=== Given task ===
Print the entries verbatim, leaving out the images they contain.

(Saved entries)
○ ○ ○
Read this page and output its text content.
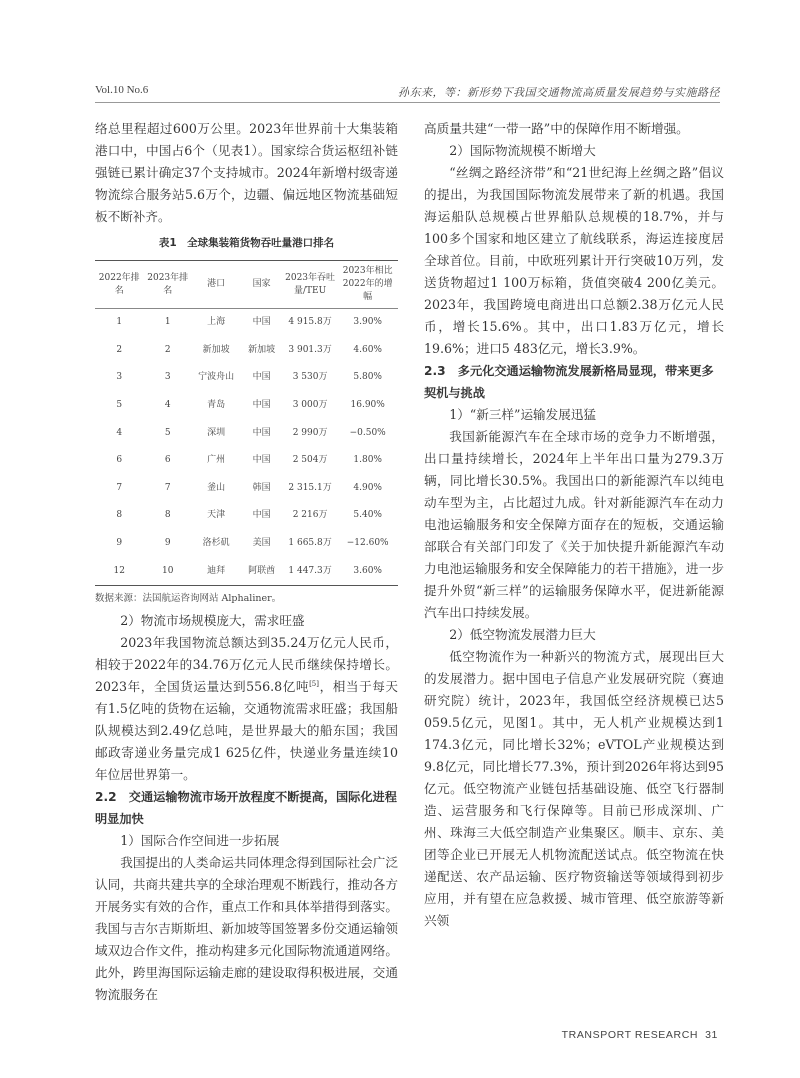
Vol.10 No.6	孙东来，等：新形势下我国交通物流高质量发展趋势与实施路径

络总里程超过600万公里。2023年世界前十大集装箱港口中，中国占6个（见表1）。国家综合货运枢纽补链强链已累计确定37个支持城市。2024年新增村级寄递物流综合服务站5.6万个，边疆、偏远地区物流基础短板不断补齐。

表1　全球集装箱货物吞吐量港口排名
2022年排名	2023年排名	港口	国家	2023年吞吐量/TEU	2023年相比2022年的增幅
1	1	上海	中国	4 915.8万	3.90%
2	2	新加坡	新加坡	3 901.3万	4.60%
3	3	宁波舟山	中国	3 530万	5.80%
5	4	青岛	中国	3 000万	16.90%
4	5	深圳	中国	2 990万	−0.50%
6	6	广州	中国	2 504万	1.80%
7	7	釜山	韩国	2 315.1万	4.90%
8	8	天津	中国	2 216万	5.40%
9	9	洛杉矶	美国	1 665.8万	−12.60%
12	10	迪拜	阿联酋	1 447.3万	3.60%
数据来源：法国航运咨询网站 Alphaliner。

2）物流市场规模庞大，需求旺盛

2023年我国物流总额达到35.24万亿元人民币，相较于2022年的34.76万亿元人民币继续保持增长。2023年，全国货运量达到556.8亿吨[5]，相当于每天有1.5亿吨的货物在运输，交通物流需求旺盛；我国船队规模达到2.49亿总吨，是世界最大的船东国；我国邮政寄递业务量完成1 625亿件，快递业务量连续10年位居世界第一。

2.2　交通运输物流市场开放程度不断提高，国际化进程明显加快

1）国际合作空间进一步拓展

我国提出的人类命运共同体理念得到国际社会广泛认同，共商共建共享的全球治理观不断践行，推动各方开展务实有效的合作，重点工作和具体举措得到落实。我国与吉尔吉斯斯坦、新加坡等国签署多份交通运输领域双边合作文件，推动构建多元化国际物流通道网络。此外，跨里海国际运输走廊的建设取得积极进展，交通物流服务在

高质量共建“一带一路”中的保障作用不断增强。

2）国际物流规模不断增大

“丝绸之路经济带”和“21世纪海上丝绸之路”倡议的提出，为我国国际物流发展带来了新的机遇。我国海运船队总规模占世界船队总规模的18.7%，并与100多个国家和地区建立了航线联系，海运连接度居全球首位。目前，中欧班列累计开行突破10万列，发送货物超过1 100万标箱，货值突破4 200亿美元。2023年，我国跨境电商进出口总额2.38万亿元人民币，增长15.6%。其中，出口1.83万亿元，增长19.6%；进口5 483亿元，增长3.9%。

2.3　多元化交通运输物流发展新格局显现，带来更多契机与挑战

1）“新三样”运输发展迅猛

我国新能源汽车在全球市场的竞争力不断增强，出口量持续增长，2024年上半年出口量为279.3万辆，同比增长30.5%。我国出口的新能源汽车以纯电动车型为主，占比超过九成。针对新能源汽车在动力电池运输服务和安全保障方面存在的短板，交通运输部联合有关部门印发了《关于加快提升新能源汽车动力电池运输服务和安全保障能力的若干措施》，进一步提升外贸“新三样”的运输服务保障水平，促进新能源汽车出口持续发展。

2）低空物流发展潜力巨大

低空物流作为一种新兴的物流方式，展现出巨大的发展潜力。据中国电子信息产业发展研究院（赛迪研究院）统计，2023年，我国低空经济规模已达5 059.5亿元，见图1。其中，无人机产业规模达到1 174.3亿元，同比增长32%；eVTOL产业规模达到9.8亿元，同比增长77.3%，预计到2026年将达到95亿元。低空物流产业链包括基础设施、低空飞行器制造、运营服务和飞行保障等。目前已形成深圳、广州、珠海三大低空制造产业集聚区。顺丰、京东、美团等企业已开展无人机物流配送试点。低空物流在快递配送、农产品运输、医疗物资输送等领域得到初步应用，并有望在应急救援、城市管理、低空旅游等新兴领

TRANSPORT RESEARCH 31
○ ○ ○
=== Answer to the exercise ===
Read this page and output its text content.
Vol.10 No.6	孙东来，等：新形势下我国交通物流高质量发展趋势与实施路径

络总里程超过600万公里。2023年世界前十大集装箱港口中，中国占6个（见表1）。国家综合货运枢纽补链强链已累计确定37个支持城市。2024年新增村级寄递物流综合服务站5.6万个，边疆、偏远地区物流基础短板不断补齐。

表1　全球集装箱货物吞吐量港口排名
2022年排名	2023年排名	港口	国家	2023年吞吐量/TEU	2023年相比2022年的增幅
1	1	上海	中国	4 915.8万	3.90%
2	2	新加坡	新加坡	3 901.3万	4.60%
3	3	宁波舟山	中国	3 530万	5.80%
5	4	青岛	中国	3 000万	16.90%
4	5	深圳	中国	2 990万	−0.50%
6	6	广州	中国	2 504万	1.80%
7	7	釜山	韩国	2 315.1万	4.90%
8	8	天津	中国	2 216万	5.40%
9	9	洛杉矶	美国	1 665.8万	−12.60%
12	10	迪拜	阿联酋	1 447.3万	3.60%
数据来源：法国航运咨询网站 Alphaliner。

2）物流市场规模庞大，需求旺盛

2023年我国物流总额达到35.24万亿元人民币，相较于2022年的34.76万亿元人民币继续保持增长。2023年，全国货运量达到556.8亿吨[5]，相当于每天有1.5亿吨的货物在运输，交通物流需求旺盛；我国船队规模达到2.49亿总吨，是世界最大的船东国；我国邮政寄递业务量完成1 625亿件，快递业务量连续10年位居世界第一。

2.2　交通运输物流市场开放程度不断提高，国际化进程明显加快

1）国际合作空间进一步拓展

我国提出的人类命运共同体理念得到国际社会广泛认同，共商共建共享的全球治理观不断践行，推动各方开展务实有效的合作，重点工作和具体举措得到落实。我国与吉尔吉斯斯坦、新加坡等国签署多份交通运输领域双边合作文件，推动构建多元化国际物流通道网络。此外，跨里海国际运输走廊的建设取得积极进展，交通物流服务在

高质量共建“一带一路”中的保障作用不断增强。

2）国际物流规模不断增大

“丝绸之路经济带”和“21世纪海上丝绸之路”倡议的提出，为我国国际物流发展带来了新的机遇。我国海运船队总规模占世界船队总规模的18.7%，并与100多个国家和地区建立了航线联系，海运连接度居全球首位。目前，中欧班列累计开行突破10万列，发送货物超过1 100万标箱，货值突破4 200亿美元。2023年，我国跨境电商进出口总额2.38万亿元人民币，增长15.6%。其中，出口1.83万亿元，增长19.6%；进口5 483亿元，增长3.9%。

2.3　多元化交通运输物流发展新格局显现，带来更多契机与挑战

1）“新三样”运输发展迅猛

我国新能源汽车在全球市场的竞争力不断增强，出口量持续增长，2024年上半年出口量为279.3万辆，同比增长30.5%。我国出口的新能源汽车以纯电动车型为主，占比超过九成。针对新能源汽车在动力电池运输服务和安全保障方面存在的短板，交通运输部联合有关部门印发了《关于加快提升新能源汽车动力电池运输服务和安全保障能力的若干措施》，进一步提升外贸“新三样”的运输服务保障水平，促进新能源汽车出口持续发展。

2）低空物流发展潜力巨大

低空物流作为一种新兴的物流方式，展现出巨大的发展潜力。据中国电子信息产业发展研究院（赛迪研究院）统计，2023年，我国低空经济规模已达5 059.5亿元，见图1。其中，无人机产业规模达到1 174.3亿元，同比增长32%；eVTOL产业规模达到9.8亿元，同比增长77.3%，预计到2026年将达到95亿元。低空物流产业链包括基础设施、低空飞行器制造、运营服务和飞行保障等。目前已形成深圳、广州、珠海三大低空制造产业集聚区。顺丰、京东、美团等企业已开展无人机物流配送试点。低空物流在快递配送、农产品运输、医疗物资输送等领域得到初步应用，并有望在应急救援、城市管理、低空旅游等新兴领

TRANSPORT RESEARCH 31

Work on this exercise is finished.